• What the exercise asks: Give nothing except the number of lines containing the word "在籍人数".
-----
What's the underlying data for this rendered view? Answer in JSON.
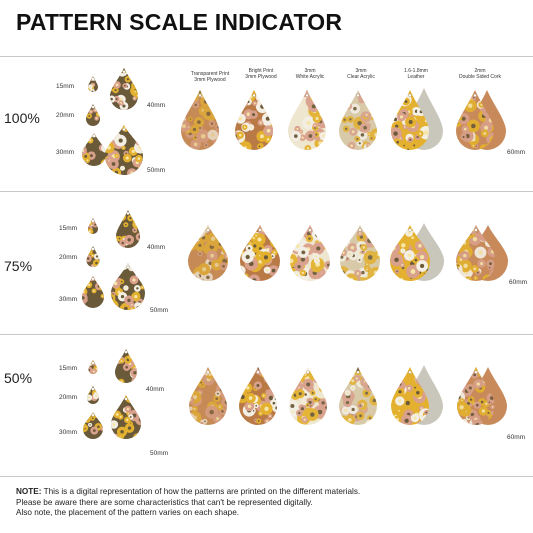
{
  "title": "PATTERN SCALE INDICATOR",
  "sections": [
    {
      "percent": "100%"
    },
    {
      "percent": "75%"
    },
    {
      "percent": "50%"
    }
  ],
  "size_labels": {
    "s15": "15mm",
    "s20": "20mm",
    "s30": "30mm",
    "s40": "40mm",
    "s50": "50mm",
    "s60": "60mm"
  },
  "materials": [
    {
      "line1": "Transparent Print",
      "line2": "3mm Plywood"
    },
    {
      "line1": "Bright Print",
      "line2": "3mm Plywood"
    },
    {
      "line1": "3mm",
      "line2": "White Acrylic"
    },
    {
      "line1": "3mm",
      "line2": "Clear Acrylic"
    },
    {
      "line1": "1.6-1.8mm",
      "line2": "Leather"
    },
    {
      "line1": "2mm",
      "line2": "Double Sided Cork"
    }
  ],
  "note": {
    "label": "NOTE:",
    "line1": " This is a digital representation of how the patterns are printed on the different materials.",
    "line2": "Please be aware there are some characteristics that can't be represented digitally.",
    "line3": "Also note, the placement of the pattern varies on each shape."
  },
  "colors": {
    "wood": "#c58a56",
    "bright_wood": "#b97a46",
    "white_acrylic": "#efe6cf",
    "clear_acrylic": "#d8c9a8",
    "leather_back": "#c9c7bb",
    "cork_back": "#c88a5a",
    "flower_yellow": "#e3b12f",
    "flower_pink": "#d9a08c",
    "flower_white": "#f3efe4",
    "flower_dark": "#6b5a3a"
  }
}
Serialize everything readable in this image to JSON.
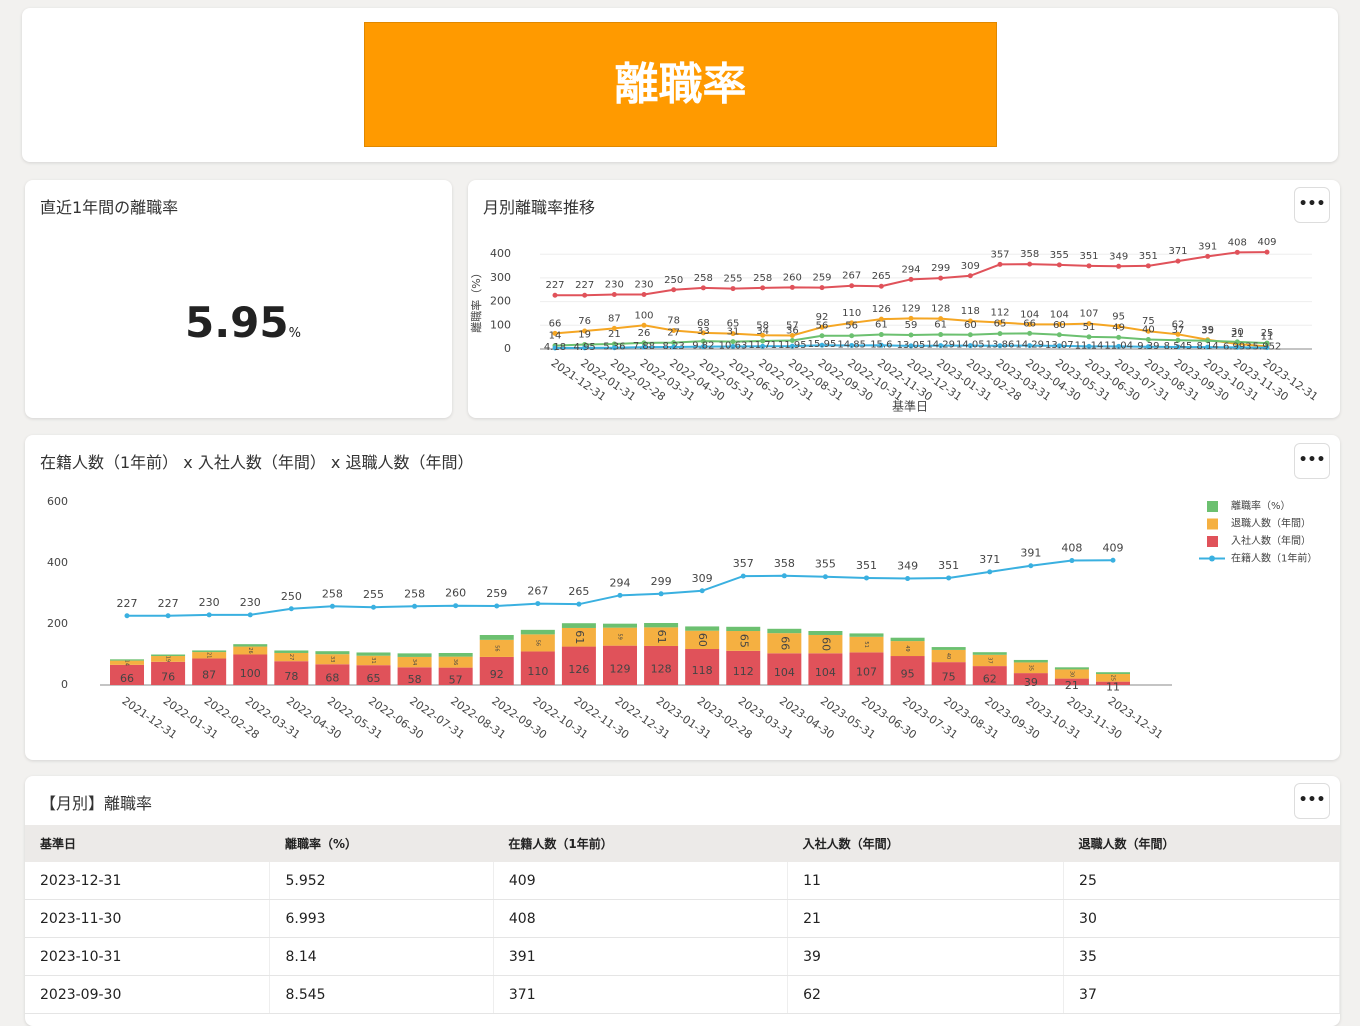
{
  "header": {
    "title": "離職率"
  },
  "kpi": {
    "title": "直近1年間の離職率",
    "value": "5.95",
    "unit": "%"
  },
  "chart_data": [
    {
      "type": "line",
      "title": "月別離職率推移",
      "x_label": "基準日",
      "y_label": "離職率（%）",
      "x": [
        "2021-12-31",
        "2022-01-31",
        "2022-02-28",
        "2022-03-31",
        "2022-04-30",
        "2022-05-31",
        "2022-06-30",
        "2022-07-31",
        "2022-08-31",
        "2022-09-30",
        "2022-10-31",
        "2022-11-30",
        "2022-12-31",
        "2023-01-31",
        "2023-02-28",
        "2023-03-31",
        "2023-04-30",
        "2023-05-31",
        "2023-06-30",
        "2023-07-31",
        "2023-08-31",
        "2023-09-30",
        "2023-10-31",
        "2023-11-30",
        "2023-12-31"
      ],
      "ylim": [
        0,
        460
      ],
      "yticks": [
        0,
        100,
        200,
        300,
        400
      ],
      "series": [
        {
          "color": "#e0525a",
          "values": [
            227,
            227,
            230,
            230,
            250,
            258,
            255,
            258,
            260,
            259,
            267,
            265,
            294,
            299,
            309,
            357,
            358,
            355,
            351,
            349,
            351,
            371,
            391,
            408,
            409
          ]
        },
        {
          "color": "#f5a623",
          "values": [
            66,
            76,
            87,
            100,
            78,
            68,
            65,
            58,
            57,
            92,
            110,
            126,
            129,
            128,
            118,
            112,
            104,
            104,
            107,
            95,
            75,
            62,
            39,
            21,
            11
          ]
        },
        {
          "color": "#6cc070",
          "values": [
            14,
            19,
            21,
            26,
            27,
            33,
            31,
            34,
            36,
            56,
            56,
            61,
            59,
            61,
            60,
            65,
            66,
            60,
            51,
            49,
            40,
            37,
            35,
            30,
            25
          ]
        },
        {
          "color": "#3ab0e0",
          "values": [
            4.18,
            4.95,
            5.36,
            7.88,
            8.23,
            9.82,
            10.63,
            11.71,
            11.95,
            15.95,
            14.85,
            15.6,
            13.05,
            14.29,
            14.05,
            13.86,
            14.29,
            13.07,
            11.14,
            11.04,
            9.39,
            8.545,
            8.14,
            6.993,
            5.952
          ]
        }
      ]
    },
    {
      "type": "bar",
      "title": "在籍人数（1年前） x 入社人数（年間） x 退職人数（年間）",
      "x": [
        "2021-12-31",
        "2022-01-31",
        "2022-02-28",
        "2022-03-31",
        "2022-04-30",
        "2022-05-31",
        "2022-06-30",
        "2022-07-31",
        "2022-08-31",
        "2022-09-30",
        "2022-10-31",
        "2022-11-30",
        "2022-12-31",
        "2023-01-31",
        "2023-02-28",
        "2023-03-31",
        "2023-04-30",
        "2023-05-31",
        "2023-06-30",
        "2023-07-31",
        "2023-08-31",
        "2023-09-30",
        "2023-10-31",
        "2023-11-30",
        "2023-12-31"
      ],
      "ylim": [
        0,
        600
      ],
      "yticks": [
        0,
        200,
        400,
        600
      ],
      "series": [
        {
          "name": "離職率（%）",
          "color": "#6cc070",
          "values": [
            4.18,
            4.95,
            5.36,
            7.88,
            8.23,
            9.82,
            10.63,
            11.71,
            11.95,
            15.95,
            14.85,
            15.6,
            13.05,
            14.29,
            14.05,
            13.86,
            14.29,
            13.07,
            11.14,
            11.04,
            9.39,
            8.545,
            8.14,
            6.993,
            5.952
          ]
        },
        {
          "name": "退職人数（年間）",
          "color": "#f5b041",
          "values": [
            14,
            19,
            21,
            26,
            27,
            33,
            31,
            34,
            36,
            56,
            56,
            61,
            59,
            61,
            60,
            65,
            66,
            60,
            51,
            49,
            40,
            37,
            35,
            30,
            25
          ]
        },
        {
          "name": "入社人数（年間）",
          "color": "#e0525a",
          "values": [
            66,
            76,
            87,
            100,
            78,
            68,
            65,
            58,
            57,
            92,
            110,
            126,
            129,
            128,
            118,
            112,
            104,
            104,
            107,
            95,
            75,
            62,
            39,
            21,
            11
          ]
        },
        {
          "name": "在籍人数（1年前）",
          "color": "#3ab0e0",
          "values": [
            227,
            227,
            230,
            230,
            250,
            258,
            255,
            258,
            260,
            259,
            267,
            265,
            294,
            299,
            309,
            357,
            358,
            355,
            351,
            349,
            351,
            371,
            391,
            408,
            409
          ]
        }
      ]
    }
  ],
  "table": {
    "title": "【月別】離職率",
    "columns": [
      "基準日",
      "離職率（%）",
      "在籍人数（1年前）",
      "入社人数（年間）",
      "退職人数（年間）"
    ],
    "rows": [
      [
        "2023-12-31",
        5.952,
        409,
        11,
        25
      ],
      [
        "2023-11-30",
        6.993,
        408,
        21,
        30
      ],
      [
        "2023-10-31",
        8.14,
        391,
        39,
        35
      ],
      [
        "2023-09-30",
        8.545,
        371,
        62,
        37
      ]
    ]
  }
}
-----
• Exercise response: 3